--- start WORKING DATA ---

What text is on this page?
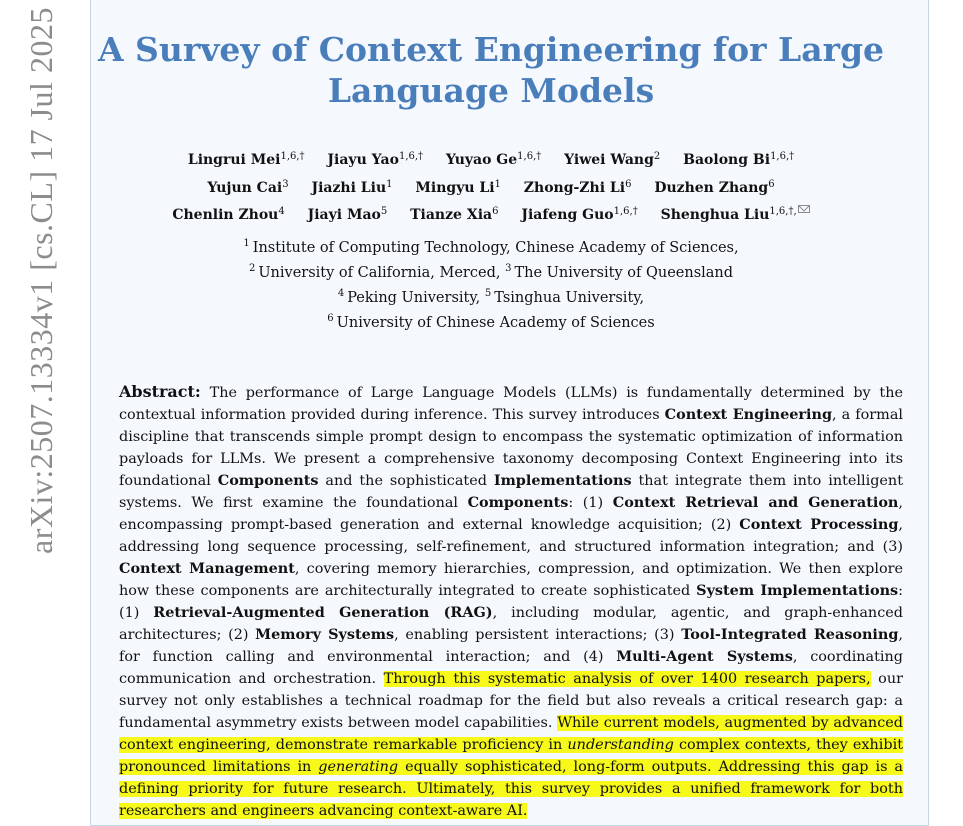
arXiv:2507.13334v1 [cs.CL] 17 Jul 2025 A Survey of Context Engineering for Large Language Models
Lingrui Mei$^{1,6,\dagger}$ Jiayu Yao$^{1,6,\dagger}$ Yuyao $Ge^{1,6,\dagger}$ Yiwei Wang$^2$ Baolong $Bi^{1,6,\dagger}$
Yujun Cai$^3$ Jiazhi Liu$^1$ Mingyu Li$^1$ Zhong-Zhi Li$^6$ Duzhen Zhang$^6$
Chenlin Zhou$^4$ Jiayi Mao$^5$ Tianze Xia$^6$ Jiafeng Guo$^{1,6,\dagger}$ Shenghua Liu$^{1,6,\dagger,}$
$^1$ Institute of Computing Technology, Chinese Academy of Sciences,
$^2$ University of California, Merced, $^3$ The University of Queensland
$^4$ Peking University, $^5$ Tsinghua University,
$^6$ University of Chinese Academy of Sciences
Abstract: The performance of Large Language Models (LLMs) is fundamentally determined by the contextual information provided during inference. This survey introduces Context Engineering, a formal discipline that transcends simple prompt design to encompass the systematic optimization of information payloads for LLMs. We present a comprehensive taxonomy decomposing Context Engineering into its foundational Components and the sophisticated Implementations that integrate them into intelligent systems. We first examine the foundational Components: (1) Context Retrieval and Generation, encompassing prompt-based generation and external knowledge acquisition; (2) Context Processing, addressing long sequence processing, self-refinement, and structured information integration; and (3) Context Management, covering memory hierarchies, compression, and optimization. We then explore how these components are architecturally integrated to create sophisticated System Implementations: (1) Retrieval-Augmented Generation (RAG), including modular, agentic, and graph-enhanced architectures; (2) Memory Systems, enabling persistent interactions; (3) Tool-Integrated Reasoning, for function calling and environmental interaction; and (4) Multi-Agent Systems, coordinating communication and orchestration. Through this systematic analysis of over 1400 research papers, our survey not only establishes a technical roadmap for the field but also reveals a critical research gap: a fundamental asymmetry exists between model capabilities. While current models, augmented by advanced context engineering, demonstrate remarkable proficiency in understanding complex contexts, they exhibit pronounced limitations in generating equally sophisticated, long-form outputs. Addressing this gap is a defining priority for future research. Ultimately, this survey provides a unified framework for both researchers and engineers advancing context-aware AI.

--- end WORKING DATA ---

## EXERCISE
Copy all of the entries verbatim, leaving out any pictures they contain.

## EXERCISE SOLUTION
What text is on this page?
arXiv:2507.13334v1 [cs.CL] 17 Jul 2025 A Survey of Context Engineering for Large Language Models
Lingrui Mei$^{1,6,\dagger}$ Jiayu Yao$^{1,6,\dagger}$ Yuyao $Ge^{1,6,\dagger}$ Yiwei Wang$^2$ Baolong $Bi^{1,6,\dagger}$
Yujun Cai$^3$ Jiazhi Liu$^1$ Mingyu Li$^1$ Zhong-Zhi Li$^6$ Duzhen Zhang$^6$
Chenlin Zhou$^4$ Jiayi Mao$^5$ Tianze Xia$^6$ Jiafeng Guo$^{1,6,\dagger}$ Shenghua Liu$^{1,6,\dagger,}$
$^1$ Institute of Computing Technology, Chinese Academy of Sciences,
$^2$ University of California, Merced, $^3$ The University of Queensland
$^4$ Peking University, $^5$ Tsinghua University,
$^6$ University of Chinese Academy of Sciences
Abstract: The performance of Large Language Models (LLMs) is fundamentally determined by the contextual information provided during inference. This survey introduces Context Engineering, a formal discipline that transcends simple prompt design to encompass the systematic optimization of information payloads for LLMs. We present a comprehensive taxonomy decomposing Context Engineering into its foundational Components and the sophisticated Implementations that integrate them into intelligent systems. We first examine the foundational Components: (1) Context Retrieval and Generation, encompassing prompt-based generation and external knowledge acquisition; (2) Context Processing, addressing long sequence processing, self-refinement, and structured information integration; and (3) Context Management, covering memory hierarchies, compression, and optimization. We then explore how these components are architecturally integrated to create sophisticated System Implementations: (1) Retrieval-Augmented Generation (RAG), including modular, agentic, and graph-enhanced architectures; (2) Memory Systems, enabling persistent interactions; (3) Tool-Integrated Reasoning, for function calling and environmental interaction; and (4) Multi-Agent Systems, coordinating communication and orchestration. Through this systematic analysis of over 1400 research papers, our survey not only establishes a technical roadmap for the field but also reveals a critical research gap: a fundamental asymmetry exists between model capabilities. While current models, augmented by advanced context engineering, demonstrate remarkable proficiency in understanding complex contexts, they exhibit pronounced limitations in generating equally sophisticated, long-form outputs. Addressing this gap is a defining priority for future research. Ultimately, this survey provides a unified framework for both researchers and engineers advancing context-aware AI.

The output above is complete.